▶ _WHAT THE EXERCISE ASKS_
Say how many lines contain the word "mois". Only the number should be given.

▶ _LISTING_
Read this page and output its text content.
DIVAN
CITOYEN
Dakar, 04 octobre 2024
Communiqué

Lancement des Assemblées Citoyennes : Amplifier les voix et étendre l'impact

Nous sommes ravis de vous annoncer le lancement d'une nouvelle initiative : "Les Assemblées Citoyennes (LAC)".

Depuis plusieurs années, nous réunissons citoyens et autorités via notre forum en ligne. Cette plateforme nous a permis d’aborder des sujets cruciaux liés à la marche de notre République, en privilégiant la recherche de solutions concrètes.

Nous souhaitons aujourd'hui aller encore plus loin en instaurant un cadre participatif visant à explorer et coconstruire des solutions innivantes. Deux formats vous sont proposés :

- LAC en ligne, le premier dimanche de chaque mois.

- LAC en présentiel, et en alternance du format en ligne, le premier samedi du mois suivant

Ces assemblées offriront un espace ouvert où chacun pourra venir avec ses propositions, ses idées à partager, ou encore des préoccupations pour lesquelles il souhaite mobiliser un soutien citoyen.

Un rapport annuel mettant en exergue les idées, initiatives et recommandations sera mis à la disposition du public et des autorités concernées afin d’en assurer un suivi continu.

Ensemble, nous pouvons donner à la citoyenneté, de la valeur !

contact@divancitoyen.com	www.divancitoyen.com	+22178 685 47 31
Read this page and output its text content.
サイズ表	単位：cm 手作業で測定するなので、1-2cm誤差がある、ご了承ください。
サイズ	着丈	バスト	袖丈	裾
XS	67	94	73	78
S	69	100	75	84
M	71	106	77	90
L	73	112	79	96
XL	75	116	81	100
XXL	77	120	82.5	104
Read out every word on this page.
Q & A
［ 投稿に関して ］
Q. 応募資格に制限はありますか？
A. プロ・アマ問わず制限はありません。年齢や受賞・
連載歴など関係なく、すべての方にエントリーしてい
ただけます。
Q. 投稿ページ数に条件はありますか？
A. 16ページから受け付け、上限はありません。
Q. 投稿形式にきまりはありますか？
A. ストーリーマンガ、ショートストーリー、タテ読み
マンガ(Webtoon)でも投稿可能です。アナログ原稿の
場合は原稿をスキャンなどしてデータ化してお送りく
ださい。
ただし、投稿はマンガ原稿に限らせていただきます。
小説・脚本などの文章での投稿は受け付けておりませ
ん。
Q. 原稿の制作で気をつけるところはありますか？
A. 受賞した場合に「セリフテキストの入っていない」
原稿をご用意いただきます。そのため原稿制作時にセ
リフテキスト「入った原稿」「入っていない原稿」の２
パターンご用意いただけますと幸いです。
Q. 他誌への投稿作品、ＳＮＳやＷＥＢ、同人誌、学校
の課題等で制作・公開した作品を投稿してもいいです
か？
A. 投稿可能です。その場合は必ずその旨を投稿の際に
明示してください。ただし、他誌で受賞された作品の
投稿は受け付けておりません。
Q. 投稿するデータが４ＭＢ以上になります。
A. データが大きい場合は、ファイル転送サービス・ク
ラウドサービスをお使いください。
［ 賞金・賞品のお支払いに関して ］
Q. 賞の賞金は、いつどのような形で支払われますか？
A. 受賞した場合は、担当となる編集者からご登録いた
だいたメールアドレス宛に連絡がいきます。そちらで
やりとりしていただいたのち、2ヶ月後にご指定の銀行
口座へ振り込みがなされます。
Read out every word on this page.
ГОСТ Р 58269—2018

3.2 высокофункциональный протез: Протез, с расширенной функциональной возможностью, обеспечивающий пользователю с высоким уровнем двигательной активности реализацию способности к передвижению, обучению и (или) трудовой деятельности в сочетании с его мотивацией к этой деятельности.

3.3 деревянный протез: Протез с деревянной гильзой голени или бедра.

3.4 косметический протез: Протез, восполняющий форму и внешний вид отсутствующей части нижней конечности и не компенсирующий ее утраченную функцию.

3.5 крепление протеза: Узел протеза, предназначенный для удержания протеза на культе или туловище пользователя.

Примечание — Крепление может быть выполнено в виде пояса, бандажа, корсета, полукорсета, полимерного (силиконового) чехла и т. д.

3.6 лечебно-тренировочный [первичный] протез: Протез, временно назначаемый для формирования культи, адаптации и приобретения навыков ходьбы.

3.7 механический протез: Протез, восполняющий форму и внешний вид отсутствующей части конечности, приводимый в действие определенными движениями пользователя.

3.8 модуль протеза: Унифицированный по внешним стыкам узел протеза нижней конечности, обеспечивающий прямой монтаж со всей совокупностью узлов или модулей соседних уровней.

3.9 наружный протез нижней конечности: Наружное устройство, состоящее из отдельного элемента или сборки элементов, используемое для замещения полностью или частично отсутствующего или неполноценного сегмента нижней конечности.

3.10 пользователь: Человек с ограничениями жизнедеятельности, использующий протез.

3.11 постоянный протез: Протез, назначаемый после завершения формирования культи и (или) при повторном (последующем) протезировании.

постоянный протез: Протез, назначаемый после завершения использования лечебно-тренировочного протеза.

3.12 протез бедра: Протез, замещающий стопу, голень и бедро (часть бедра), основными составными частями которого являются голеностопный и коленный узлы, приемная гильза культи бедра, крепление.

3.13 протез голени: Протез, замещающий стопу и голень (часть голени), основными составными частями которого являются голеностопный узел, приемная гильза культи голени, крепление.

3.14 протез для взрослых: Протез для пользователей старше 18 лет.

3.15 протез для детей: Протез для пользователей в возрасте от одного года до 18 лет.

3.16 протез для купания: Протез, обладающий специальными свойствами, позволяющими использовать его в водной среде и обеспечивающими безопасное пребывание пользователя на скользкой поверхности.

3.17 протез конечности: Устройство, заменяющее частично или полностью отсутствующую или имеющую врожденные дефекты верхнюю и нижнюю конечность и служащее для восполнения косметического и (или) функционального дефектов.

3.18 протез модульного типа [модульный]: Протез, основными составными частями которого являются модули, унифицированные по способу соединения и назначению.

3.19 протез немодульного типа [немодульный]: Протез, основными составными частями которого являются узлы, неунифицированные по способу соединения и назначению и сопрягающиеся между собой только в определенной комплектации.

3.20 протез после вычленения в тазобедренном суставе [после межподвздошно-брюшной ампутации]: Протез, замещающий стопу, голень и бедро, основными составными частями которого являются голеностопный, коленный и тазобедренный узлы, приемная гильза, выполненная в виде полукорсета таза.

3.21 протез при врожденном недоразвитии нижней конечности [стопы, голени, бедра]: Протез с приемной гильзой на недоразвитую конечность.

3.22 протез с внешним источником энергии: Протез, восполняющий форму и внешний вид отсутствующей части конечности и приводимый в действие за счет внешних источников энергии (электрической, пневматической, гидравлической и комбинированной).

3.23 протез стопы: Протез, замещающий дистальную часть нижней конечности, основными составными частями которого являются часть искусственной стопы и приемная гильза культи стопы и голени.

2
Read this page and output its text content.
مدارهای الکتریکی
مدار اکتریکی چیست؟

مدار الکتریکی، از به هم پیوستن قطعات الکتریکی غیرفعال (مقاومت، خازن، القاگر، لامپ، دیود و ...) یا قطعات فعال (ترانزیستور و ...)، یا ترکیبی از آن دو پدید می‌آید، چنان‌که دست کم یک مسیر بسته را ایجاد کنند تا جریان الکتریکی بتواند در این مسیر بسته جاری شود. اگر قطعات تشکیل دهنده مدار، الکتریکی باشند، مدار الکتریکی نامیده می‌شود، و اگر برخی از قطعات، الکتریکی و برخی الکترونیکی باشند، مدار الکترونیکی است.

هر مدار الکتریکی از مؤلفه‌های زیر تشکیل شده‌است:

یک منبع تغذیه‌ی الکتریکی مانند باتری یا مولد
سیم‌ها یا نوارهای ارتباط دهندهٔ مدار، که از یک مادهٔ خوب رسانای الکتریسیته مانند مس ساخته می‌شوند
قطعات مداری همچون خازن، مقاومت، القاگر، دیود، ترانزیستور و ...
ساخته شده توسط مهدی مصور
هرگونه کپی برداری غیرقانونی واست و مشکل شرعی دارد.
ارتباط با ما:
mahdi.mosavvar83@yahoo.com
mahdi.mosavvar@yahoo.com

▶ _WRITTEN REPLY_
2